• **DESCRIPTION OF THE TASK**: The records below must be written out exactly, with every picture left behind.

• **RECORD LIST**:

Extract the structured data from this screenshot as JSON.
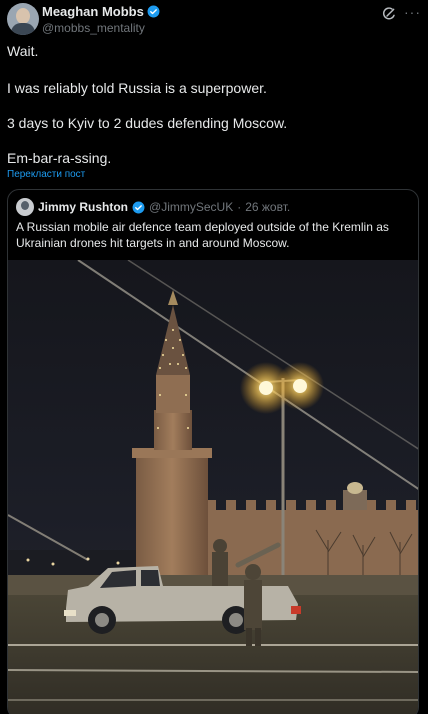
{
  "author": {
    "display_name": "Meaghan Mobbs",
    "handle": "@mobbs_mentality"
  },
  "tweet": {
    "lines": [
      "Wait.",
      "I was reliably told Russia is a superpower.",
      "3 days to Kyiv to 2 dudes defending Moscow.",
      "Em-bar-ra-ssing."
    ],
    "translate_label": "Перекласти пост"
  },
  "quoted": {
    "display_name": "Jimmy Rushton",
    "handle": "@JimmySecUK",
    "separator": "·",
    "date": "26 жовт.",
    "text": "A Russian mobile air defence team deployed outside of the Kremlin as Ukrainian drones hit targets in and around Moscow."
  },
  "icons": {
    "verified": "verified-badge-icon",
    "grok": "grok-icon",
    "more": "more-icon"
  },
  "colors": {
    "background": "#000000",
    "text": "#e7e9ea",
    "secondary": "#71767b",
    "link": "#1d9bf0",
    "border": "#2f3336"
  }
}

• **WRITTEN SOLUTION**:
Extract the structured data from this screenshot as JSON.
{
  "author": {
    "display_name": "Meaghan Mobbs",
    "handle": "@mobbs_mentality"
  },
  "tweet": {
    "lines": [
      "Wait.",
      "I was reliably told Russia is a superpower.",
      "3 days to Kyiv to 2 dudes defending Moscow.",
      "Em-bar-ra-ssing."
    ],
    "translate_label": "Перекласти пост"
  },
  "quoted": {
    "display_name": "Jimmy Rushton",
    "handle": "@JimmySecUK",
    "separator": "·",
    "date": "26 жовт.",
    "text": "A Russian mobile air defence team deployed outside of the Kremlin as Ukrainian drones hit targets in and around Moscow."
  },
  "icons": {
    "verified": "verified-badge-icon",
    "grok": "grok-icon",
    "more": "more-icon"
  },
  "colors": {
    "background": "#000000",
    "text": "#e7e9ea",
    "secondary": "#71767b",
    "link": "#1d9bf0",
    "border": "#2f3336"
  }
}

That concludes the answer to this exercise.